Record extracts
⟨
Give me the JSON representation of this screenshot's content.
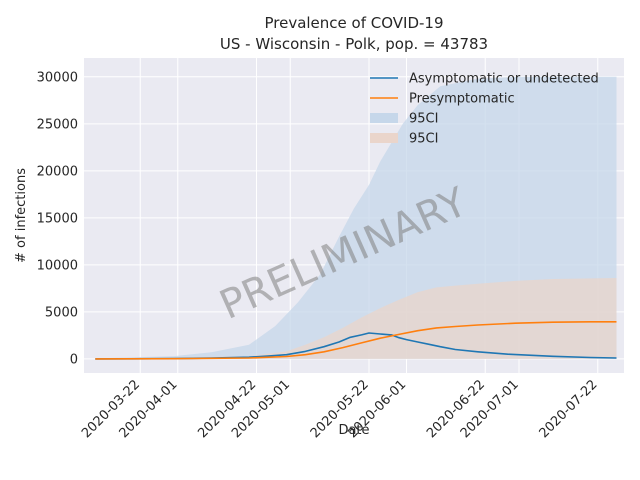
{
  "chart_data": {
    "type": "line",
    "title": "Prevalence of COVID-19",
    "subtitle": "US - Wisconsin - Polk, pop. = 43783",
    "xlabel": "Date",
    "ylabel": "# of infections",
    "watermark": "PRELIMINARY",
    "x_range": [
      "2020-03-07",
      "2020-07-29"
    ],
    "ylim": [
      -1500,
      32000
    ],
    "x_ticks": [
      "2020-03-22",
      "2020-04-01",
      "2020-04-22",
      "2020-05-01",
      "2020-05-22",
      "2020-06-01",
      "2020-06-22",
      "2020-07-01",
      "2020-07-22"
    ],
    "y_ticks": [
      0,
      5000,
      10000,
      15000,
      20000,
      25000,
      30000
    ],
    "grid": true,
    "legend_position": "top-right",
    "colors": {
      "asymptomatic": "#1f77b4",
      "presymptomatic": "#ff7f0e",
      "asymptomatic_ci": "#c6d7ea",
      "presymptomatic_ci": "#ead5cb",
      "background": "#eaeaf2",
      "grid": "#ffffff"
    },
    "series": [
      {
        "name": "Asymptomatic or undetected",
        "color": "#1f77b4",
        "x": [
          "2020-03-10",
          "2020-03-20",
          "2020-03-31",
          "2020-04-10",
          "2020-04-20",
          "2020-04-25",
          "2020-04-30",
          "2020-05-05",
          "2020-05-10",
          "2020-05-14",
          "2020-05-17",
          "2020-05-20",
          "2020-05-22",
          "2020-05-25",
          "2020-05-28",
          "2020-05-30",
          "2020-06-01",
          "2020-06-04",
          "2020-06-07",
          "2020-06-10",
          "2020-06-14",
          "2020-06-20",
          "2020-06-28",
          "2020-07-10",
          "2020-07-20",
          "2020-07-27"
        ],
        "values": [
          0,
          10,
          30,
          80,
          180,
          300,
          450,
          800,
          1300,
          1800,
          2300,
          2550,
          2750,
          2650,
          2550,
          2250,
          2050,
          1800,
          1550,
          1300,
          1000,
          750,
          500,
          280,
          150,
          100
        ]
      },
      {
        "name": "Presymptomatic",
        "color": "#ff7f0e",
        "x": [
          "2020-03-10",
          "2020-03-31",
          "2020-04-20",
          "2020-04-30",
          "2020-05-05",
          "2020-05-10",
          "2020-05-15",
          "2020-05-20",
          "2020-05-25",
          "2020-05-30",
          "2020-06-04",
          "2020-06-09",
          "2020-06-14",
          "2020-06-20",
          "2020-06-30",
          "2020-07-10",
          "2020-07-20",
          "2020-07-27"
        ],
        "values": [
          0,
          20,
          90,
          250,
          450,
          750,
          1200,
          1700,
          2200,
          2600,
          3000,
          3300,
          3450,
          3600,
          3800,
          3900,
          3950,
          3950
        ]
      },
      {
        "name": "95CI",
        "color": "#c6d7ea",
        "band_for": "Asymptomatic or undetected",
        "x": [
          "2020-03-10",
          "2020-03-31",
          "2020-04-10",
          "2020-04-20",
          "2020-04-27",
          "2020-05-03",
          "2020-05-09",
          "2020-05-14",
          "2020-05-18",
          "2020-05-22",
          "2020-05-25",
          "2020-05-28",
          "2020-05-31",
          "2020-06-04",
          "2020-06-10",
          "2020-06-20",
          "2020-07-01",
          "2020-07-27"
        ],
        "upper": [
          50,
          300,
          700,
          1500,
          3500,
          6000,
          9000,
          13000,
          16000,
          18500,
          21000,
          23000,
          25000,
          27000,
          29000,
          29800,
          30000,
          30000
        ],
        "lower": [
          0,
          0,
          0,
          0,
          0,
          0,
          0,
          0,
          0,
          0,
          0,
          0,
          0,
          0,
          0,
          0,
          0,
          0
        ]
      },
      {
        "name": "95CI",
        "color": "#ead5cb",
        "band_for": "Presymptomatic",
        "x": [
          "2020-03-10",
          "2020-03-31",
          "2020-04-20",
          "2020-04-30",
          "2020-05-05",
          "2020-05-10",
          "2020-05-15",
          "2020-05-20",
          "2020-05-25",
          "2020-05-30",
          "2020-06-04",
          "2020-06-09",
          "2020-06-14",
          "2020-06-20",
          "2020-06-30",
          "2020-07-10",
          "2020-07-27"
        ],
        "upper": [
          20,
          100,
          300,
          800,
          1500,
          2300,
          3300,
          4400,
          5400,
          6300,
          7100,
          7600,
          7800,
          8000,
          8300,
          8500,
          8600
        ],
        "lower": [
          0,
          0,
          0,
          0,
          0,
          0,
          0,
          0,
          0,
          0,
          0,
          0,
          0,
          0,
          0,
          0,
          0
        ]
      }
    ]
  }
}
⟩
Problem requirements
Lines that include the word "undetected" are to be extracted from the data above.

Correct result
        "name": "Asymptomatic or undetected",
        "band_for": "Asymptomatic or undetected",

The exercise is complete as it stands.